Dataset records:

★ ★ ★ ★

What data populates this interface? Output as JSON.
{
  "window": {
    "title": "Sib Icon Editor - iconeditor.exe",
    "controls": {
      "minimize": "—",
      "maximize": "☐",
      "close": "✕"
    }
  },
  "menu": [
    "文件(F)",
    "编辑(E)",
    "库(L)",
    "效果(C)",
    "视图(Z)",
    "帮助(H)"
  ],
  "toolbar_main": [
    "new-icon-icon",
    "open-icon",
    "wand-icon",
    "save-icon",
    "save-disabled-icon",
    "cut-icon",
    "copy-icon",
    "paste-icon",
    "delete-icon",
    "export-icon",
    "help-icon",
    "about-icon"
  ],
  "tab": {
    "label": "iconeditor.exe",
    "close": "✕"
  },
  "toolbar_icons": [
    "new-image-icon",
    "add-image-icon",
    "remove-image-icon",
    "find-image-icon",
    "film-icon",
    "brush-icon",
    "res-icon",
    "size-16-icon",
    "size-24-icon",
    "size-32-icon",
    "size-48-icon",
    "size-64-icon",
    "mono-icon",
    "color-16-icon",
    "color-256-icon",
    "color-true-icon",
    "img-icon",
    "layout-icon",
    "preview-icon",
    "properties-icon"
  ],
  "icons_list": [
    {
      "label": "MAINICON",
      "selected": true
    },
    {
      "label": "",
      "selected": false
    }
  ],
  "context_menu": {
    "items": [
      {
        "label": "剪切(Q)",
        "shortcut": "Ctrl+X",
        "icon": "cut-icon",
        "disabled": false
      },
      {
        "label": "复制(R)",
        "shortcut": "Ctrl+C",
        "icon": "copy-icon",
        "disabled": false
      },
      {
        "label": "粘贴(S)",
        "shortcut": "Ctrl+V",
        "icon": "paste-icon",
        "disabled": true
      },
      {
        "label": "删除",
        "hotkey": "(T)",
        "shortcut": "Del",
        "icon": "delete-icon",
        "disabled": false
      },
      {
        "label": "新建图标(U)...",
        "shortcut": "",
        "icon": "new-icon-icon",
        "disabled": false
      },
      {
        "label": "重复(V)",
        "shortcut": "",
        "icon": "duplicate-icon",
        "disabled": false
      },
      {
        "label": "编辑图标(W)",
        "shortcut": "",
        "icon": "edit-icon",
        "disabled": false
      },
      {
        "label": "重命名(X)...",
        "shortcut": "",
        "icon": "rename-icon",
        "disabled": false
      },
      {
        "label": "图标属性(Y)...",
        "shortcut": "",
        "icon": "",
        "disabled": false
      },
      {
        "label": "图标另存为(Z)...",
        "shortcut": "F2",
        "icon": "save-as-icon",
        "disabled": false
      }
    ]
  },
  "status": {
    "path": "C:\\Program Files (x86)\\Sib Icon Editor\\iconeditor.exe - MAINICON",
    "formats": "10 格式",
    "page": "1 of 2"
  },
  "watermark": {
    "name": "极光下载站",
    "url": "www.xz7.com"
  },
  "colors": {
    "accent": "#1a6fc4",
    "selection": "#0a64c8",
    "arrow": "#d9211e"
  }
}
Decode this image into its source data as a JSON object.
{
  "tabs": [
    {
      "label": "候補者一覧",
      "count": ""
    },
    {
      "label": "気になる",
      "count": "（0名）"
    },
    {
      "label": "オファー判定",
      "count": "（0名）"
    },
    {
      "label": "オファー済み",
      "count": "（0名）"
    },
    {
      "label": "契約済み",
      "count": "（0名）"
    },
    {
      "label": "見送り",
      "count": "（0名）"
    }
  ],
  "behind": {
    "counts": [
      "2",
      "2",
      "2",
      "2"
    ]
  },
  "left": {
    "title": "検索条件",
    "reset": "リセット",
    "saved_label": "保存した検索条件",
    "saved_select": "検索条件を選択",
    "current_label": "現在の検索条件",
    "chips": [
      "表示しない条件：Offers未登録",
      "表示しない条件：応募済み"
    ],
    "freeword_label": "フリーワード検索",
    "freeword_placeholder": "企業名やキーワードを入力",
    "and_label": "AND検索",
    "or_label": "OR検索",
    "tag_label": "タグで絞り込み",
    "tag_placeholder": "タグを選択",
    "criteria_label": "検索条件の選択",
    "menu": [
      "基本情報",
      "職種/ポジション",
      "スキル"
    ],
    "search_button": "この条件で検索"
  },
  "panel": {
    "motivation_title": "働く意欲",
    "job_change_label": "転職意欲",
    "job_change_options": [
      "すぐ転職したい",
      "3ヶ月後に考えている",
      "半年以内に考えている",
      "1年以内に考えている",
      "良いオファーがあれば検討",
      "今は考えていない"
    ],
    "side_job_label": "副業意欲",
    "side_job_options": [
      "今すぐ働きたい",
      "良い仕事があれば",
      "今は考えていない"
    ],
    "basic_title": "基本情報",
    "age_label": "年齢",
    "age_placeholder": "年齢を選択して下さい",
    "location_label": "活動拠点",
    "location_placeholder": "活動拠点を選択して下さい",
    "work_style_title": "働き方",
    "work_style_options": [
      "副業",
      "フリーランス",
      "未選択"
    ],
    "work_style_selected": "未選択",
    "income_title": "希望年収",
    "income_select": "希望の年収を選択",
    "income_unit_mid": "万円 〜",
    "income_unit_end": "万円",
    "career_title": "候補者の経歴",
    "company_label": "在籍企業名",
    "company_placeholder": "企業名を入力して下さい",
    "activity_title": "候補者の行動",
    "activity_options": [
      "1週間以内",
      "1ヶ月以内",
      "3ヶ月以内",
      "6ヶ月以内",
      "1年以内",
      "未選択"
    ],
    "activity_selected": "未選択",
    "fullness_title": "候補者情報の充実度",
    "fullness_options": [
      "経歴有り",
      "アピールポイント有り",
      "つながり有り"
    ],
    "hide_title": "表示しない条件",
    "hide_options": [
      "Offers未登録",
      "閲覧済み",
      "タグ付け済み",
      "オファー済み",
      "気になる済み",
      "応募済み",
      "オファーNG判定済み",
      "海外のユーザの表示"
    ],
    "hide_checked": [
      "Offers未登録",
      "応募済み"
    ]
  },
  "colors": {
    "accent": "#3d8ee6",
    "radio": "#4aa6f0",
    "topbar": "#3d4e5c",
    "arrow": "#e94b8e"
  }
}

★ ★ ★ ★

Repeat every entry exactly, please.

The reply
What data populates this interface? Output as JSON.
{
  "window": {
    "title": "Sib Icon Editor - iconeditor.exe",
    "controls": {
      "minimize": "—",
      "maximize": "☐",
      "close": "✕"
    }
  },
  "menu": [
    "文件(F)",
    "编辑(E)",
    "库(L)",
    "效果(C)",
    "视图(Z)",
    "帮助(H)"
  ],
  "toolbar_main": [
    "new-icon-icon",
    "open-icon",
    "wand-icon",
    "save-icon",
    "save-disabled-icon",
    "cut-icon",
    "copy-icon",
    "paste-icon",
    "delete-icon",
    "export-icon",
    "help-icon",
    "about-icon"
  ],
  "tab": {
    "label": "iconeditor.exe",
    "close": "✕"
  },
  "toolbar_icons": [
    "new-image-icon",
    "add-image-icon",
    "remove-image-icon",
    "find-image-icon",
    "film-icon",
    "brush-icon",
    "res-icon",
    "size-16-icon",
    "size-24-icon",
    "size-32-icon",
    "size-48-icon",
    "size-64-icon",
    "mono-icon",
    "color-16-icon",
    "color-256-icon",
    "color-true-icon",
    "img-icon",
    "layout-icon",
    "preview-icon",
    "properties-icon"
  ],
  "icons_list": [
    {
      "label": "MAINICON",
      "selected": true
    },
    {
      "label": "",
      "selected": false
    }
  ],
  "context_menu": {
    "items": [
      {
        "label": "剪切(Q)",
        "shortcut": "Ctrl+X",
        "icon": "cut-icon",
        "disabled": false
      },
      {
        "label": "复制(R)",
        "shortcut": "Ctrl+C",
        "icon": "copy-icon",
        "disabled": false
      },
      {
        "label": "粘贴(S)",
        "shortcut": "Ctrl+V",
        "icon": "paste-icon",
        "disabled": true
      },
      {
        "label": "删除",
        "hotkey": "(T)",
        "shortcut": "Del",
        "icon": "delete-icon",
        "disabled": false
      },
      {
        "label": "新建图标(U)...",
        "shortcut": "",
        "icon": "new-icon-icon",
        "disabled": false
      },
      {
        "label": "重复(V)",
        "shortcut": "",
        "icon": "duplicate-icon",
        "disabled": false
      },
      {
        "label": "编辑图标(W)",
        "shortcut": "",
        "icon": "edit-icon",
        "disabled": false
      },
      {
        "label": "重命名(X)...",
        "shortcut": "",
        "icon": "rename-icon",
        "disabled": false
      },
      {
        "label": "图标属性(Y)...",
        "shortcut": "",
        "icon": "",
        "disabled": false
      },
      {
        "label": "图标另存为(Z)...",
        "shortcut": "F2",
        "icon": "save-as-icon",
        "disabled": false
      }
    ]
  },
  "status": {
    "path": "C:\\Program Files (x86)\\Sib Icon Editor\\iconeditor.exe - MAINICON",
    "formats": "10 格式",
    "page": "1 of 2"
  },
  "watermark": {
    "name": "极光下载站",
    "url": "www.xz7.com"
  },
  "colors": {
    "accent": "#1a6fc4",
    "selection": "#0a64c8",
    "arrow": "#d9211e"
  }
}
Decode this image into its source data as a JSON object.
{
  "tabs": [
    {
      "label": "候補者一覧",
      "count": ""
    },
    {
      "label": "気になる",
      "count": "（0名）"
    },
    {
      "label": "オファー判定",
      "count": "（0名）"
    },
    {
      "label": "オファー済み",
      "count": "（0名）"
    },
    {
      "label": "契約済み",
      "count": "（0名）"
    },
    {
      "label": "見送り",
      "count": "（0名）"
    }
  ],
  "behind": {
    "counts": [
      "2",
      "2",
      "2",
      "2"
    ]
  },
  "left": {
    "title": "検索条件",
    "reset": "リセット",
    "saved_label": "保存した検索条件",
    "saved_select": "検索条件を選択",
    "current_label": "現在の検索条件",
    "chips": [
      "表示しない条件：Offers未登録",
      "表示しない条件：応募済み"
    ],
    "freeword_label": "フリーワード検索",
    "freeword_placeholder": "企業名やキーワードを入力",
    "and_label": "AND検索",
    "or_label": "OR検索",
    "tag_label": "タグで絞り込み",
    "tag_placeholder": "タグを選択",
    "criteria_label": "検索条件の選択",
    "menu": [
      "基本情報",
      "職種/ポジション",
      "スキル"
    ],
    "search_button": "この条件で検索"
  },
  "panel": {
    "motivation_title": "働く意欲",
    "job_change_label": "転職意欲",
    "job_change_options": [
      "すぐ転職したい",
      "3ヶ月後に考えている",
      "半年以内に考えている",
      "1年以内に考えている",
      "良いオファーがあれば検討",
      "今は考えていない"
    ],
    "side_job_label": "副業意欲",
    "side_job_options": [
      "今すぐ働きたい",
      "良い仕事があれば",
      "今は考えていない"
    ],
    "basic_title": "基本情報",
    "age_label": "年齢",
    "age_placeholder": "年齢を選択して下さい",
    "location_label": "活動拠点",
    "location_placeholder": "活動拠点を選択して下さい",
    "work_style_title": "働き方",
    "work_style_options": [
      "副業",
      "フリーランス",
      "未選択"
    ],
    "work_style_selected": "未選択",
    "income_title": "希望年収",
    "income_select": "希望の年収を選択",
    "income_unit_mid": "万円 〜",
    "income_unit_end": "万円",
    "career_title": "候補者の経歴",
    "company_label": "在籍企業名",
    "company_placeholder": "企業名を入力して下さい",
    "activity_title": "候補者の行動",
    "activity_options": [
      "1週間以内",
      "1ヶ月以内",
      "3ヶ月以内",
      "6ヶ月以内",
      "1年以内",
      "未選択"
    ],
    "activity_selected": "未選択",
    "fullness_title": "候補者情報の充実度",
    "fullness_options": [
      "経歴有り",
      "アピールポイント有り",
      "つながり有り"
    ],
    "hide_title": "表示しない条件",
    "hide_options": [
      "Offers未登録",
      "閲覧済み",
      "タグ付け済み",
      "オファー済み",
      "気になる済み",
      "応募済み",
      "オファーNG判定済み",
      "海外のユーザの表示"
    ],
    "hide_checked": [
      "Offers未登録",
      "応募済み"
    ]
  },
  "colors": {
    "accent": "#3d8ee6",
    "radio": "#4aa6f0",
    "topbar": "#3d4e5c",
    "arrow": "#e94b8e"
  }
}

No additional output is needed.